### EXERCISE DETAILS
Where a line contains the word "vous", copy that line.

### PROVIDED RECORDS
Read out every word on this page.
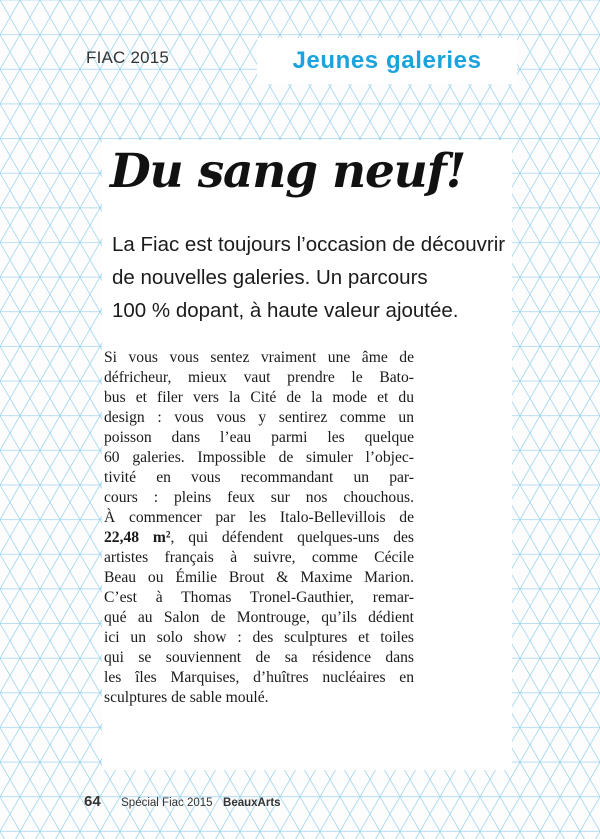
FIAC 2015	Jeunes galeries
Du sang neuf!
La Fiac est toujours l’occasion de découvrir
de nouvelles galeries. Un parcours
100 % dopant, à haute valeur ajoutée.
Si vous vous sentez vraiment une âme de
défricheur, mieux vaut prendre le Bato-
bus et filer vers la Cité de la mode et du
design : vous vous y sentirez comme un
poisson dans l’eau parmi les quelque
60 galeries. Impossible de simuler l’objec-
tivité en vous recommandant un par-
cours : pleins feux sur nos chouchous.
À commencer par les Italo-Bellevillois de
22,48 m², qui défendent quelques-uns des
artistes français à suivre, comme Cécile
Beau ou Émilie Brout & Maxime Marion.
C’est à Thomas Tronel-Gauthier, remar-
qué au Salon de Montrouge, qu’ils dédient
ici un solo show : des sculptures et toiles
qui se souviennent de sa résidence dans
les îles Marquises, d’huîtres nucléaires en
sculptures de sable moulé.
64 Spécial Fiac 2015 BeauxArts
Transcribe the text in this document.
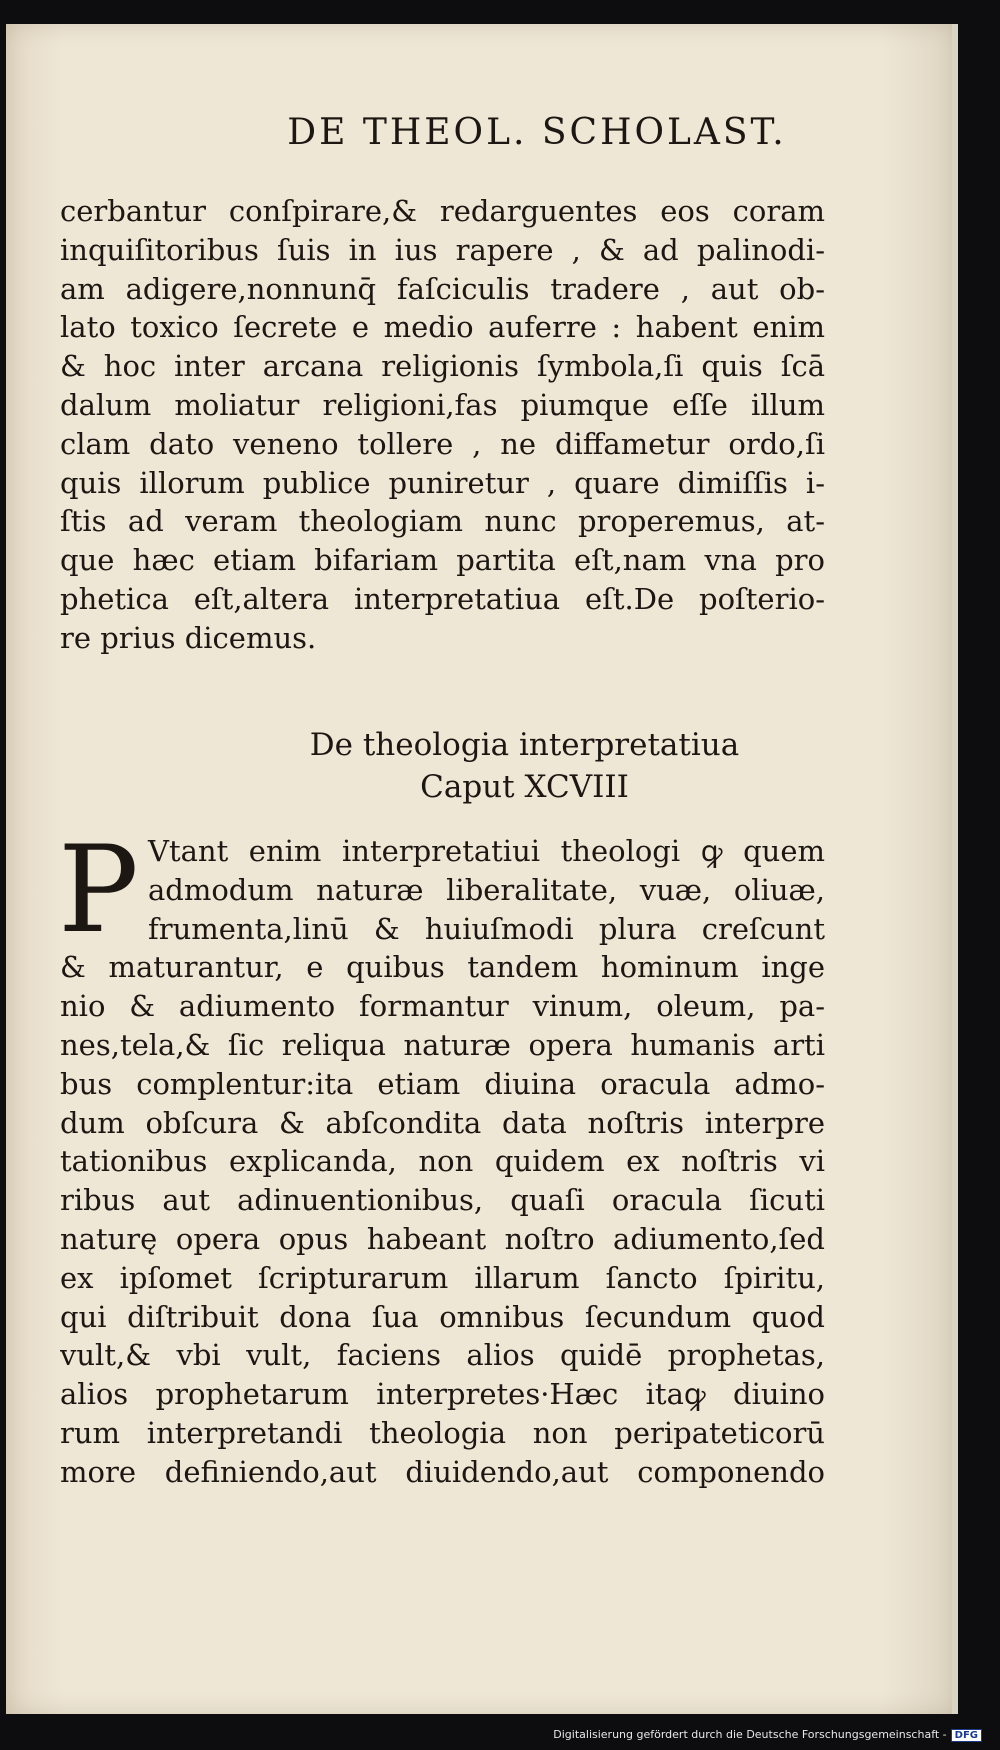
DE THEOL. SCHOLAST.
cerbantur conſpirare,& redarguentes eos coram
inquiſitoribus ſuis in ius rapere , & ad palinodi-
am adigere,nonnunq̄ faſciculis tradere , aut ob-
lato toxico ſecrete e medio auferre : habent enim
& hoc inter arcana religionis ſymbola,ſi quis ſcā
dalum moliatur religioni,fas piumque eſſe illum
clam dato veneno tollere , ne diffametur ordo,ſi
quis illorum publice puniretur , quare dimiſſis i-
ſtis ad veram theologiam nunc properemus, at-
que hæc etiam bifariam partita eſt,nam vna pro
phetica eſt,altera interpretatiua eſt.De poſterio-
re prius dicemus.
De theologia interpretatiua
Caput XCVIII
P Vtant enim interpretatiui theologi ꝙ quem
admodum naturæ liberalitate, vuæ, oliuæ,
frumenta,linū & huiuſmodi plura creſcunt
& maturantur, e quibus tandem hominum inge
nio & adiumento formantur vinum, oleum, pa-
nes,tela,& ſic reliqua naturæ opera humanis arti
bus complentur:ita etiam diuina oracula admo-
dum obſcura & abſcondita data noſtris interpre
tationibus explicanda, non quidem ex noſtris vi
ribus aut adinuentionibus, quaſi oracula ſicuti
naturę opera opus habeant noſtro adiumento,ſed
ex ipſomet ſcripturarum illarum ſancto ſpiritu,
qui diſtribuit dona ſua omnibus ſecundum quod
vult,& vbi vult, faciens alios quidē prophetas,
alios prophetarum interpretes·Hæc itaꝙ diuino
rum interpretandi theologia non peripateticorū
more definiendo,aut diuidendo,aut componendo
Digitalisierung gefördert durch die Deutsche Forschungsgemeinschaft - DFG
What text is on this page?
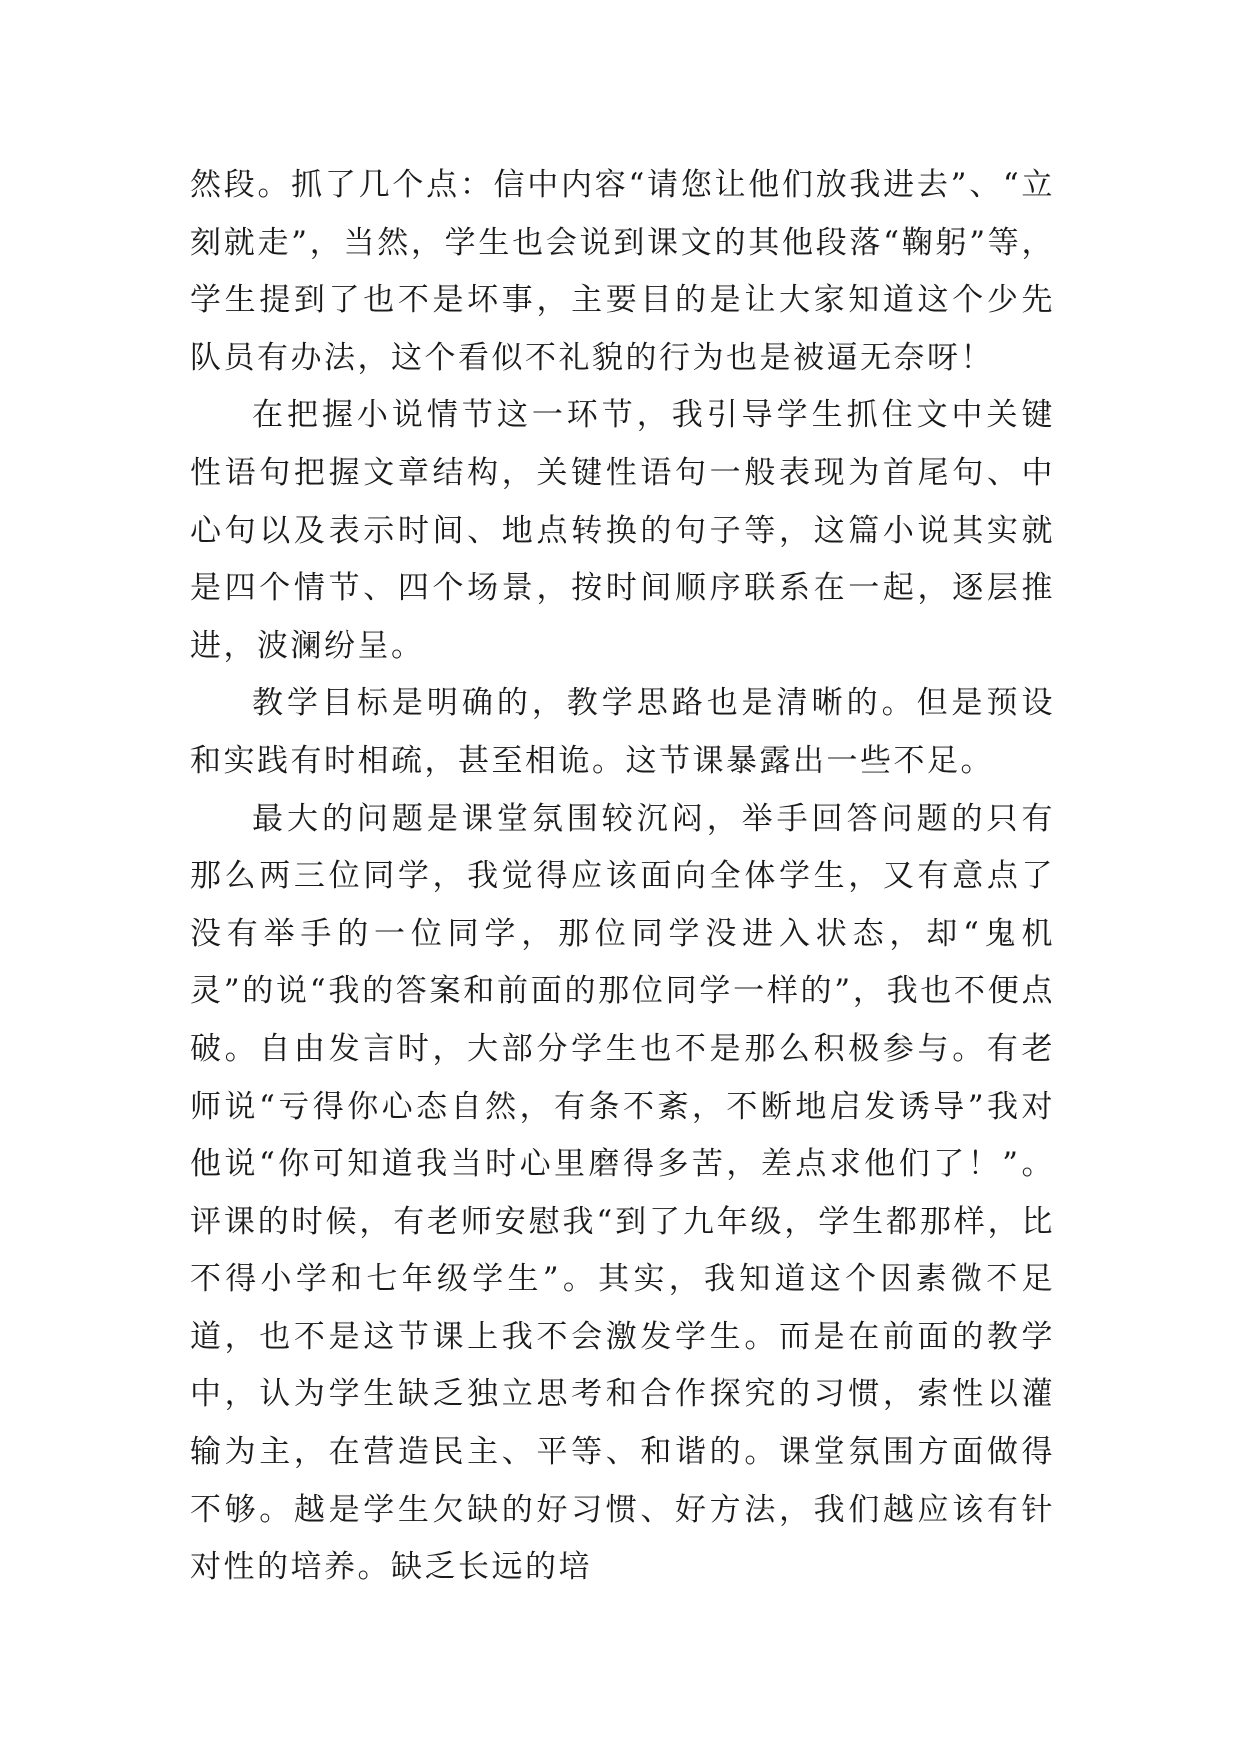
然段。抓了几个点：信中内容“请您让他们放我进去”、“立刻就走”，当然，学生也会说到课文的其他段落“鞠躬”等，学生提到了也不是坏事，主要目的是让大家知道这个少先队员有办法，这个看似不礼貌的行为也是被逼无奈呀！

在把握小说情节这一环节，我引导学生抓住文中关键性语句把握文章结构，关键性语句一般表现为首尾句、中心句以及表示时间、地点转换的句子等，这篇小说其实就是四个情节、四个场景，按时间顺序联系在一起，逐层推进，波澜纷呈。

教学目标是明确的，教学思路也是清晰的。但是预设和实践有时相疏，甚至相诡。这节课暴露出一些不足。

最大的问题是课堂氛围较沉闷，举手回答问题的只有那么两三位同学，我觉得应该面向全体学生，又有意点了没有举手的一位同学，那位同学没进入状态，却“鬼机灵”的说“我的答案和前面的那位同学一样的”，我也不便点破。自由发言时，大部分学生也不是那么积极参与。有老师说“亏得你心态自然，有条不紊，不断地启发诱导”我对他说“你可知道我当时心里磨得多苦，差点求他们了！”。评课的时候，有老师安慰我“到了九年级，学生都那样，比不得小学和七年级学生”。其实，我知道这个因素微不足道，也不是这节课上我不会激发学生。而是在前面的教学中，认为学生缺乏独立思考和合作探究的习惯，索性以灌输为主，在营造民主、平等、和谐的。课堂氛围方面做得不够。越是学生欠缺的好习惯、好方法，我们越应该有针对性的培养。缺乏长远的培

### RESPONSE TO THE TASK
Si vous vous sentez vraiment une âme de
design : vous vous y sentirez comme un
tivité en vous recommandant un par-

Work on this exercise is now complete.